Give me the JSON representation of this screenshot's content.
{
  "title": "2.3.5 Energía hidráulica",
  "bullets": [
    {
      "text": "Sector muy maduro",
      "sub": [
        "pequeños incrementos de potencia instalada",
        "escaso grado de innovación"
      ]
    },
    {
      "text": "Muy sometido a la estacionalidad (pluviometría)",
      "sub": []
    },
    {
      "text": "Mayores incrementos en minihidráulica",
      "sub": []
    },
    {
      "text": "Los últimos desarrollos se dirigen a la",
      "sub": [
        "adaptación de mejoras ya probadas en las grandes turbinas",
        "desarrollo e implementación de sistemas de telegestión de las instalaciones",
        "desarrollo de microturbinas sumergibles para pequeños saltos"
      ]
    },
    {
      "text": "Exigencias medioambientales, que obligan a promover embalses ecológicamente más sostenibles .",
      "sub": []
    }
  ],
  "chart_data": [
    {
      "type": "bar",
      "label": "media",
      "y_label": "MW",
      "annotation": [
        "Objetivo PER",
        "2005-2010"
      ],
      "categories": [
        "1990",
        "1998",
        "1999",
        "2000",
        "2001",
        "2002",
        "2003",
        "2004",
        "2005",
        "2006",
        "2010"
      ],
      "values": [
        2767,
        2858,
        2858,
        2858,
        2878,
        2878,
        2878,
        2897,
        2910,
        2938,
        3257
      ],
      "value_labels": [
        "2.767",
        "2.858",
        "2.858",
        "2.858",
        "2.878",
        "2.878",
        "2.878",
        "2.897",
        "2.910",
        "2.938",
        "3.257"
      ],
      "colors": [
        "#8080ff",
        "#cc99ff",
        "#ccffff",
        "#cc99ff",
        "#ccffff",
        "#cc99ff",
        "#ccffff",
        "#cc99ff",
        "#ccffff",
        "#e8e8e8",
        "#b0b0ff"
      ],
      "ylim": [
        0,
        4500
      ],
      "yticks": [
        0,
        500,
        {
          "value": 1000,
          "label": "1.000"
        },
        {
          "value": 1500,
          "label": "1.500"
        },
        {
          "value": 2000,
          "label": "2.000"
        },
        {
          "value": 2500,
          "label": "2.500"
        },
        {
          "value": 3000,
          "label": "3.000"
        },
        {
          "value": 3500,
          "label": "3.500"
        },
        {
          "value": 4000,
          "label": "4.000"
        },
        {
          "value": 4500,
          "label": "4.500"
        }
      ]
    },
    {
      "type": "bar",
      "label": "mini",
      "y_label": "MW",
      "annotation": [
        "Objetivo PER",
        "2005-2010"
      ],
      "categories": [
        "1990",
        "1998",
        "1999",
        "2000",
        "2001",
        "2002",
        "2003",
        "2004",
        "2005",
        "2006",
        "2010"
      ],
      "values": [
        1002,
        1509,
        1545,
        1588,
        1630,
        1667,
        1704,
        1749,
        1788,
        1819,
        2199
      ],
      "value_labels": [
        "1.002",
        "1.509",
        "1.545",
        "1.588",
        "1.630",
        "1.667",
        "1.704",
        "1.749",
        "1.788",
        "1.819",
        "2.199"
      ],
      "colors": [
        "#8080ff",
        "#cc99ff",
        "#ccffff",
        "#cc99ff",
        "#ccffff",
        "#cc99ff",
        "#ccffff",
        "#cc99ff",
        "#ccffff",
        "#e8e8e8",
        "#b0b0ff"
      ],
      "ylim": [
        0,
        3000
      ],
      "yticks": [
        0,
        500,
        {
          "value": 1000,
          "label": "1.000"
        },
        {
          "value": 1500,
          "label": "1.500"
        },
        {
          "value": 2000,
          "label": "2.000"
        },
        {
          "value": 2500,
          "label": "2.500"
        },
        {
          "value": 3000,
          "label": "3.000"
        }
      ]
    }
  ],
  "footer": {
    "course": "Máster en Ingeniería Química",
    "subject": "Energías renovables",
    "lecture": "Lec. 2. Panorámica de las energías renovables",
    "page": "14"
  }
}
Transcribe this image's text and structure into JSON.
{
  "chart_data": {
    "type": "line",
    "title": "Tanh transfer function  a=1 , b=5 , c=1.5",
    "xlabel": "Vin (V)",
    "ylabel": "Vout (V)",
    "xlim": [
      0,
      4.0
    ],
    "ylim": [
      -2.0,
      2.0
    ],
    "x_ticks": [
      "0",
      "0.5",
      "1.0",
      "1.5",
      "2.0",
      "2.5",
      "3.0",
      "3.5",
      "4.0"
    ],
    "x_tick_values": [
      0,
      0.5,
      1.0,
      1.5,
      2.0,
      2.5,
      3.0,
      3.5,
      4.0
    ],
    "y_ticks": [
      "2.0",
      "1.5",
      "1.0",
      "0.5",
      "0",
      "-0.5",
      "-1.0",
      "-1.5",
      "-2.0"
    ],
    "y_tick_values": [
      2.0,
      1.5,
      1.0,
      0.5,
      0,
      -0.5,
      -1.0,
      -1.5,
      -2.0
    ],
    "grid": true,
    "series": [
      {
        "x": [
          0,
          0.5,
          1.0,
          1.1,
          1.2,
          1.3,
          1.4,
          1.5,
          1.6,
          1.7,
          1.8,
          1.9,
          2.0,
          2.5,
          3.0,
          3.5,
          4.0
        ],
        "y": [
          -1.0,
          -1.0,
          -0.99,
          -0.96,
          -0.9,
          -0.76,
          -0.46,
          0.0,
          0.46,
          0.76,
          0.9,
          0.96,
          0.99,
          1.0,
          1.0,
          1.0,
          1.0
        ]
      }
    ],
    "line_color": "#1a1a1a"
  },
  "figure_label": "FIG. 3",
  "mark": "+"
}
..........
*Goal*. Go through the data and return every record exactly.

*Full answer*.
Give me the JSON representation of this screenshot's content.
{
  "title": "2.3.5 Energía hidráulica",
  "bullets": [
    {
      "text": "Sector muy maduro",
      "sub": [
        "pequeños incrementos de potencia instalada",
        "escaso grado de innovación"
      ]
    },
    {
      "text": "Muy sometido a la estacionalidad (pluviometría)",
      "sub": []
    },
    {
      "text": "Mayores incrementos en minihidráulica",
      "sub": []
    },
    {
      "text": "Los últimos desarrollos se dirigen a la",
      "sub": [
        "adaptación de mejoras ya probadas en las grandes turbinas",
        "desarrollo e implementación de sistemas de telegestión de las instalaciones",
        "desarrollo de microturbinas sumergibles para pequeños saltos"
      ]
    },
    {
      "text": "Exigencias medioambientales, que obligan a promover embalses ecológicamente más sostenibles .",
      "sub": []
    }
  ],
  "chart_data": [
    {
      "type": "bar",
      "label": "media",
      "y_label": "MW",
      "annotation": [
        "Objetivo PER",
        "2005-2010"
      ],
      "categories": [
        "1990",
        "1998",
        "1999",
        "2000",
        "2001",
        "2002",
        "2003",
        "2004",
        "2005",
        "2006",
        "2010"
      ],
      "values": [
        2767,
        2858,
        2858,
        2858,
        2878,
        2878,
        2878,
        2897,
        2910,
        2938,
        3257
      ],
      "value_labels": [
        "2.767",
        "2.858",
        "2.858",
        "2.858",
        "2.878",
        "2.878",
        "2.878",
        "2.897",
        "2.910",
        "2.938",
        "3.257"
      ],
      "colors": [
        "#8080ff",
        "#cc99ff",
        "#ccffff",
        "#cc99ff",
        "#ccffff",
        "#cc99ff",
        "#ccffff",
        "#cc99ff",
        "#ccffff",
        "#e8e8e8",
        "#b0b0ff"
      ],
      "ylim": [
        0,
        4500
      ],
      "yticks": [
        0,
        500,
        {
          "value": 1000,
          "label": "1.000"
        },
        {
          "value": 1500,
          "label": "1.500"
        },
        {
          "value": 2000,
          "label": "2.000"
        },
        {
          "value": 2500,
          "label": "2.500"
        },
        {
          "value": 3000,
          "label": "3.000"
        },
        {
          "value": 3500,
          "label": "3.500"
        },
        {
          "value": 4000,
          "label": "4.000"
        },
        {
          "value": 4500,
          "label": "4.500"
        }
      ]
    },
    {
      "type": "bar",
      "label": "mini",
      "y_label": "MW",
      "annotation": [
        "Objetivo PER",
        "2005-2010"
      ],
      "categories": [
        "1990",
        "1998",
        "1999",
        "2000",
        "2001",
        "2002",
        "2003",
        "2004",
        "2005",
        "2006",
        "2010"
      ],
      "values": [
        1002,
        1509,
        1545,
        1588,
        1630,
        1667,
        1704,
        1749,
        1788,
        1819,
        2199
      ],
      "value_labels": [
        "1.002",
        "1.509",
        "1.545",
        "1.588",
        "1.630",
        "1.667",
        "1.704",
        "1.749",
        "1.788",
        "1.819",
        "2.199"
      ],
      "colors": [
        "#8080ff",
        "#cc99ff",
        "#ccffff",
        "#cc99ff",
        "#ccffff",
        "#cc99ff",
        "#ccffff",
        "#cc99ff",
        "#ccffff",
        "#e8e8e8",
        "#b0b0ff"
      ],
      "ylim": [
        0,
        3000
      ],
      "yticks": [
        0,
        500,
        {
          "value": 1000,
          "label": "1.000"
        },
        {
          "value": 1500,
          "label": "1.500"
        },
        {
          "value": 2000,
          "label": "2.000"
        },
        {
          "value": 2500,
          "label": "2.500"
        },
        {
          "value": 3000,
          "label": "3.000"
        }
      ]
    }
  ],
  "footer": {
    "course": "Máster en Ingeniería Química",
    "subject": "Energías renovables",
    "lecture": "Lec. 2. Panorámica de las energías renovables",
    "page": "14"
  }
}
Transcribe this image's text and structure into JSON.
{
  "chart_data": {
    "type": "line",
    "title": "Tanh transfer function  a=1 , b=5 , c=1.5",
    "xlabel": "Vin (V)",
    "ylabel": "Vout (V)",
    "xlim": [
      0,
      4.0
    ],
    "ylim": [
      -2.0,
      2.0
    ],
    "x_ticks": [
      "0",
      "0.5",
      "1.0",
      "1.5",
      "2.0",
      "2.5",
      "3.0",
      "3.5",
      "4.0"
    ],
    "x_tick_values": [
      0,
      0.5,
      1.0,
      1.5,
      2.0,
      2.5,
      3.0,
      3.5,
      4.0
    ],
    "y_ticks": [
      "2.0",
      "1.5",
      "1.0",
      "0.5",
      "0",
      "-0.5",
      "-1.0",
      "-1.5",
      "-2.0"
    ],
    "y_tick_values": [
      2.0,
      1.5,
      1.0,
      0.5,
      0,
      -0.5,
      -1.0,
      -1.5,
      -2.0
    ],
    "grid": true,
    "series": [
      {
        "x": [
          0,
          0.5,
          1.0,
          1.1,
          1.2,
          1.3,
          1.4,
          1.5,
          1.6,
          1.7,
          1.8,
          1.9,
          2.0,
          2.5,
          3.0,
          3.5,
          4.0
        ],
        "y": [
          -1.0,
          -1.0,
          -0.99,
          -0.96,
          -0.9,
          -0.76,
          -0.46,
          0.0,
          0.46,
          0.76,
          0.9,
          0.96,
          0.99,
          1.0,
          1.0,
          1.0,
          1.0
        ]
      }
    ],
    "line_color": "#1a1a1a"
  },
  "figure_label": "FIG. 3",
  "mark": "+"
}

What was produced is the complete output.